THE TASK:
Copy each line that holds "JSON".
[START MATERIAL]
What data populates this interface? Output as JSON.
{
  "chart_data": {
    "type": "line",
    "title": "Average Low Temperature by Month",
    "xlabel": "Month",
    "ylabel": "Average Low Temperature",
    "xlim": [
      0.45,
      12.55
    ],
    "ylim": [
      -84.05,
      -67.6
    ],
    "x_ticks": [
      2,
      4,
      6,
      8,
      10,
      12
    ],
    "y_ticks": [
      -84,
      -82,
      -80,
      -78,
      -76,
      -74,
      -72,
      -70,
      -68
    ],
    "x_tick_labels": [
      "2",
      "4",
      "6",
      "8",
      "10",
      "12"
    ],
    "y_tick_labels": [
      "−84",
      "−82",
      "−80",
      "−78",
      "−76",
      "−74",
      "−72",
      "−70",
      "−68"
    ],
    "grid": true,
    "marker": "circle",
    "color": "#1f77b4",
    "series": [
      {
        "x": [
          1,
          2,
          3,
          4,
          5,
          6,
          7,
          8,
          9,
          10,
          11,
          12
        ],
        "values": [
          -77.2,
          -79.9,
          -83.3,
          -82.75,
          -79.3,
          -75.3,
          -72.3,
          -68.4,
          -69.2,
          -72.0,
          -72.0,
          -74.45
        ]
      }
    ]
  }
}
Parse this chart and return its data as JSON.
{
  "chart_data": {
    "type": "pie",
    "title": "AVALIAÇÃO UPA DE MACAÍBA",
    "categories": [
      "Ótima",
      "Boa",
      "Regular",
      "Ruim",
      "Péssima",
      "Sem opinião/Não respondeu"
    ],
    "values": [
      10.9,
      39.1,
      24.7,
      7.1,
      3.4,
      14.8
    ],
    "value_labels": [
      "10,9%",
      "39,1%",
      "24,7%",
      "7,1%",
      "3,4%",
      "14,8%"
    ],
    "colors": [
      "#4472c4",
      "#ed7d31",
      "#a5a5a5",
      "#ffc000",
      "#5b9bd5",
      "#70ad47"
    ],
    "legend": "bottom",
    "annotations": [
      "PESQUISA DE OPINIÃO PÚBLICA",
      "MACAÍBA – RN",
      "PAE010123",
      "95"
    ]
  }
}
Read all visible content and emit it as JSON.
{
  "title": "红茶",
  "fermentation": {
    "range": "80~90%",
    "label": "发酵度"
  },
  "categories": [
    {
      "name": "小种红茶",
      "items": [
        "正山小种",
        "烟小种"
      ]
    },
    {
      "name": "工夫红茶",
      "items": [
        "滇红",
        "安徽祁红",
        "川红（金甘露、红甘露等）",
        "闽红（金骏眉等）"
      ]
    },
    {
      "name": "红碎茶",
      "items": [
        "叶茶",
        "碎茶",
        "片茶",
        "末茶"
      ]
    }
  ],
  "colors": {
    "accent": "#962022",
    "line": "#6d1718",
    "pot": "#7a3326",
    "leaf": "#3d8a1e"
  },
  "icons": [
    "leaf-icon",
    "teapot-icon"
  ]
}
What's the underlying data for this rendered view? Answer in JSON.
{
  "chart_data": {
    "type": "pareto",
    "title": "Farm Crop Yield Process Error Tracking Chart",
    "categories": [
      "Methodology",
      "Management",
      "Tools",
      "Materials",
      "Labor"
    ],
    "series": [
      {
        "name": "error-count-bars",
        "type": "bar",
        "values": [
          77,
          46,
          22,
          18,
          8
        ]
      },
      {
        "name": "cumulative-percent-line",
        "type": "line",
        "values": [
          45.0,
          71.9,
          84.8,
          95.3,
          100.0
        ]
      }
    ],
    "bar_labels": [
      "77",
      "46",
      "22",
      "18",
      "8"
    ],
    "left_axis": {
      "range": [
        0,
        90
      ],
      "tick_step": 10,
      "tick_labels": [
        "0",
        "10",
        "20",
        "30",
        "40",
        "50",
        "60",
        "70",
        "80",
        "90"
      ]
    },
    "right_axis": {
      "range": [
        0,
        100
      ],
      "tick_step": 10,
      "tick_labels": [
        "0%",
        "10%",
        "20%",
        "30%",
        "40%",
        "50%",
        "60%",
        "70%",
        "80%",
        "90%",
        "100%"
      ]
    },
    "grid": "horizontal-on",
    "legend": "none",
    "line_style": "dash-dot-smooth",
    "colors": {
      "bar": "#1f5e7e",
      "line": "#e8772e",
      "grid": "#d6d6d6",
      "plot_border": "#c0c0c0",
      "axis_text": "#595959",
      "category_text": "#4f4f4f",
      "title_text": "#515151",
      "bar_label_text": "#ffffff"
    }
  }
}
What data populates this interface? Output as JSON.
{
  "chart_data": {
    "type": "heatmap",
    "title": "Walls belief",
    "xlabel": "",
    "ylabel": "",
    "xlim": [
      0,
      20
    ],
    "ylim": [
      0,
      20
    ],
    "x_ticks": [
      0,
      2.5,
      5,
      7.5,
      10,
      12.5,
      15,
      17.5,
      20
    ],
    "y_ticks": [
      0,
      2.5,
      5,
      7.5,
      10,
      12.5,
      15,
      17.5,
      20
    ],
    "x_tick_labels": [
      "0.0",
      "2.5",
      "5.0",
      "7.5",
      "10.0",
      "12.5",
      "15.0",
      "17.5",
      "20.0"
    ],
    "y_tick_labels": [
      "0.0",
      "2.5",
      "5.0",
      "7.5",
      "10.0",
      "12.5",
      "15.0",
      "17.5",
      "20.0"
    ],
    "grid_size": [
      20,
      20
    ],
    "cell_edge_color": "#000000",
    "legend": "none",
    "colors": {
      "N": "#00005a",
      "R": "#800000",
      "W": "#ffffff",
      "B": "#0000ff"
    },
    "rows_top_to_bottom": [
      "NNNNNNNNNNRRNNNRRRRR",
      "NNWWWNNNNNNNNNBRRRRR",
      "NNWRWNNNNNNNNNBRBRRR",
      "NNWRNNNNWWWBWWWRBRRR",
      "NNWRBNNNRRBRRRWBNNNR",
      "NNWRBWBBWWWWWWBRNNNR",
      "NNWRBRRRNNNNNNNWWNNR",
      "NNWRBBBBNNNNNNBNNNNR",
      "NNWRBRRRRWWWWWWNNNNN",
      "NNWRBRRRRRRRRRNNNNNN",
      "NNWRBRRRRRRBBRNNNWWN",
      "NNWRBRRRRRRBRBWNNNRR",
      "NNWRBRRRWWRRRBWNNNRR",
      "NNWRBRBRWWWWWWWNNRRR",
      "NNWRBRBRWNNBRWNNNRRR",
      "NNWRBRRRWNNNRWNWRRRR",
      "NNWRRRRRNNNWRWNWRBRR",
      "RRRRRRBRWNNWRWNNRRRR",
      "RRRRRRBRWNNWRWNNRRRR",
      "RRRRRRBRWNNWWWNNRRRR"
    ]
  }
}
[END MATERIAL]
TASK RESULT:
What data populates this interface? Output as JSON.
Parse this chart and return its data as JSON.
Read all visible content and emit it as JSON.
What's the underlying data for this rendered view? Answer in JSON.
What data populates this interface? Output as JSON.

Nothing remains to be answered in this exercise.